## Set task
Copy all lines below exactly as written. Leave pictures out.

## Extracted records
# # # # #
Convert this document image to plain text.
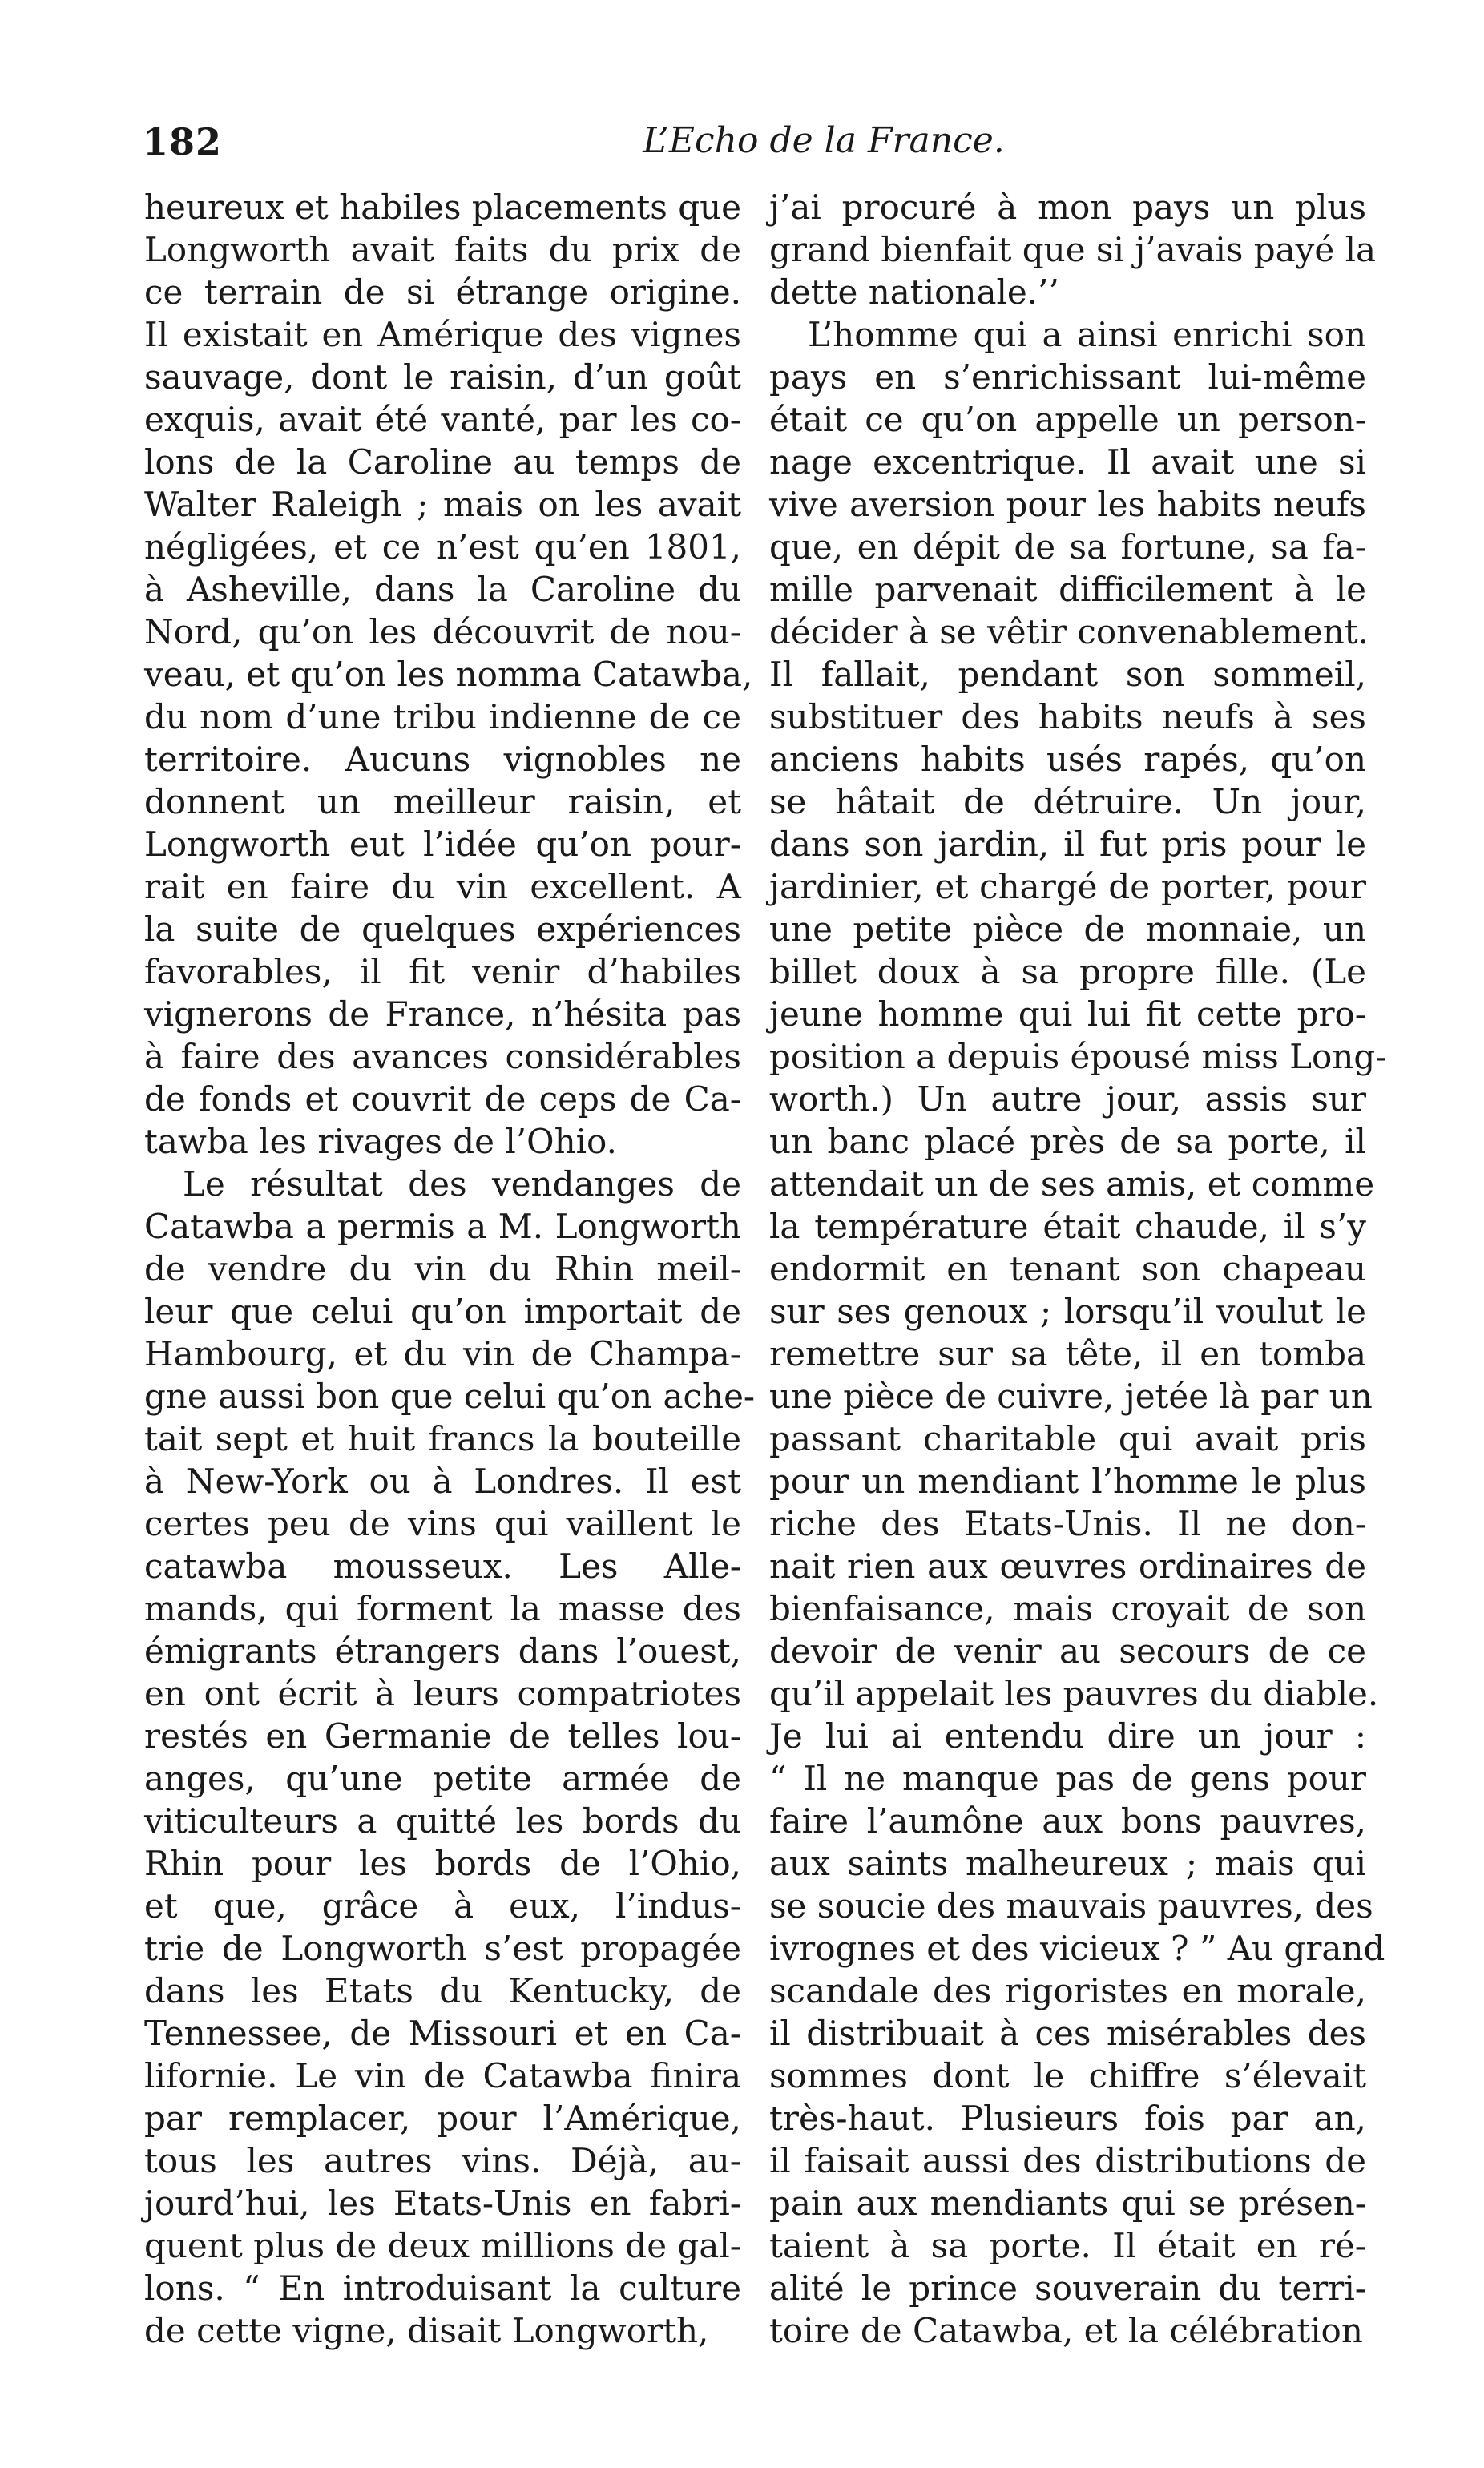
182	L’Echo de la France.
heureux et habiles placements que
Longworth avait faits du prix de
ce terrain de si étrange origine.
Il existait en Amérique des vignes
sauvage, dont le raisin, d’un goût
exquis, avait été vanté, par les co-
lons de la Caroline au temps de
Walter Raleigh ; mais on les avait
négligées, et ce n’est qu’en 1801,
à Asheville, dans la Caroline du
Nord, qu’on les découvrit de nou-
veau, et qu’on les nomma Catawba,
du nom d’une tribu indienne de ce
territoire. Aucuns vignobles ne
donnent un meilleur raisin, et
Longworth eut l’idée qu’on pour-
rait en faire du vin excellent. A
la suite de quelques expériences
favorables, il fit venir d’habiles
vignerons de France, n’hésita pas
à faire des avances considérables
de fonds et couvrit de ceps de Ca-
tawba les rivages de l’Ohio.
Le résultat des vendanges de
Catawba a permis a M. Longworth
de vendre du vin du Rhin meil-
leur que celui qu’on importait de
Hambourg, et du vin de Champa-
gne aussi bon que celui qu’on ache-
tait sept et huit francs la bouteille
à New-York ou à Londres. Il est
certes peu de vins qui vaillent le
catawba mousseux. Les Alle-
mands, qui forment la masse des
émigrants étrangers dans l’ouest,
en ont écrit à leurs compatriotes
restés en Germanie de telles lou-
anges, qu’une petite armée de
viticulteurs a quitté les bords du
Rhin pour les bords de l’Ohio,
et que, grâce à eux, l’indus-
trie de Longworth s’est propagée
dans les Etats du Kentucky, de
Tennessee, de Missouri et en Ca-
lifornie. Le vin de Catawba finira
par remplacer, pour l’Amérique,
tous les autres vins. Déjà, au-
jourd’hui, les Etats-Unis en fabri-
quent plus de deux millions de gal-
lons. “ En introduisant la culture
de cette vigne, disait Longworth,
j’ai procuré à mon pays un plus
grand bienfait que si j’avais payé la
dette nationale.’’
L’homme qui a ainsi enrichi son
pays en s’enrichissant lui-même
était ce qu’on appelle un person-
nage excentrique. Il avait une si
vive aversion pour les habits neufs
que, en dépit de sa fortune, sa fa-
mille parvenait difficilement à le
décider à se vêtir convenablement.
Il fallait, pendant son sommeil,
substituer des habits neufs à ses
anciens habits usés rapés, qu’on
se hâtait de détruire. Un jour,
dans son jardin, il fut pris pour le
jardinier, et chargé de porter, pour
une petite pièce de monnaie, un
billet doux à sa propre fille. (Le
jeune homme qui lui fit cette pro-
position a depuis épousé miss Long-
worth.) Un autre jour, assis sur
un banc placé près de sa porte, il
attendait un de ses amis, et comme
la température était chaude, il s’y
endormit en tenant son chapeau
sur ses genoux ; lorsqu’il voulut le
remettre sur sa tête, il en tomba
une pièce de cuivre, jetée là par un
passant charitable qui avait pris
pour un mendiant l’homme le plus
riche des Etats-Unis. Il ne don-
nait rien aux œuvres ordinaires de
bienfaisance, mais croyait de son
devoir de venir au secours de ce
qu’il appelait les pauvres du diable.
Je lui ai entendu dire un jour :
“ Il ne manque pas de gens pour
faire l’aumône aux bons pauvres,
aux saints malheureux ; mais qui
se soucie des mauvais pauvres, des
ivrognes et des vicieux ? ” Au grand
scandale des rigoristes en morale,
il distribuait à ces misérables des
sommes dont le chiffre s’élevait
très-haut. Plusieurs fois par an,
il faisait aussi des distributions de
pain aux mendiants qui se présen-
taient à sa porte. Il était en ré-
alité le prince souverain du terri-
toire de Catawba, et la célébration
# # # # #
## The reply
Convert this document image to plain text.
182	L’Echo de la France.
heureux et habiles placements que
Longworth avait faits du prix de
ce terrain de si étrange origine.
Il existait en Amérique des vignes
sauvage, dont le raisin, d’un goût
exquis, avait été vanté, par les co-
lons de la Caroline au temps de
Walter Raleigh ; mais on les avait
négligées, et ce n’est qu’en 1801,
à Asheville, dans la Caroline du
Nord, qu’on les découvrit de nou-
veau, et qu’on les nomma Catawba,
du nom d’une tribu indienne de ce
territoire. Aucuns vignobles ne
donnent un meilleur raisin, et
Longworth eut l’idée qu’on pour-
rait en faire du vin excellent. A
la suite de quelques expériences
favorables, il fit venir d’habiles
vignerons de France, n’hésita pas
à faire des avances considérables
de fonds et couvrit de ceps de Ca-
tawba les rivages de l’Ohio.
Le résultat des vendanges de
Catawba a permis a M. Longworth
de vendre du vin du Rhin meil-
leur que celui qu’on importait de
Hambourg, et du vin de Champa-
gne aussi bon que celui qu’on ache-
tait sept et huit francs la bouteille
à New-York ou à Londres. Il est
certes peu de vins qui vaillent le
catawba mousseux. Les Alle-
mands, qui forment la masse des
émigrants étrangers dans l’ouest,
en ont écrit à leurs compatriotes
restés en Germanie de telles lou-
anges, qu’une petite armée de
viticulteurs a quitté les bords du
Rhin pour les bords de l’Ohio,
et que, grâce à eux, l’indus-
trie de Longworth s’est propagée
dans les Etats du Kentucky, de
Tennessee, de Missouri et en Ca-
lifornie. Le vin de Catawba finira
par remplacer, pour l’Amérique,
tous les autres vins. Déjà, au-
jourd’hui, les Etats-Unis en fabri-
quent plus de deux millions de gal-
lons. “ En introduisant la culture
de cette vigne, disait Longworth,
j’ai procuré à mon pays un plus
grand bienfait que si j’avais payé la
dette nationale.’’
L’homme qui a ainsi enrichi son
pays en s’enrichissant lui-même
était ce qu’on appelle un person-
nage excentrique. Il avait une si
vive aversion pour les habits neufs
que, en dépit de sa fortune, sa fa-
mille parvenait difficilement à le
décider à se vêtir convenablement.
Il fallait, pendant son sommeil,
substituer des habits neufs à ses
anciens habits usés rapés, qu’on
se hâtait de détruire. Un jour,
dans son jardin, il fut pris pour le
jardinier, et chargé de porter, pour
une petite pièce de monnaie, un
billet doux à sa propre fille. (Le
jeune homme qui lui fit cette pro-
position a depuis épousé miss Long-
worth.) Un autre jour, assis sur
un banc placé près de sa porte, il
attendait un de ses amis, et comme
la température était chaude, il s’y
endormit en tenant son chapeau
sur ses genoux ; lorsqu’il voulut le
remettre sur sa tête, il en tomba
une pièce de cuivre, jetée là par un
passant charitable qui avait pris
pour un mendiant l’homme le plus
riche des Etats-Unis. Il ne don-
nait rien aux œuvres ordinaires de
bienfaisance, mais croyait de son
devoir de venir au secours de ce
qu’il appelait les pauvres du diable.
Je lui ai entendu dire un jour :
“ Il ne manque pas de gens pour
faire l’aumône aux bons pauvres,
aux saints malheureux ; mais qui
se soucie des mauvais pauvres, des
ivrognes et des vicieux ? ” Au grand
scandale des rigoristes en morale,
il distribuait à ces misérables des
sommes dont le chiffre s’élevait
très-haut. Plusieurs fois par an,
il faisait aussi des distributions de
pain aux mendiants qui se présen-
taient à sa porte. Il était en ré-
alité le prince souverain du terri-
toire de Catawba, et la célébration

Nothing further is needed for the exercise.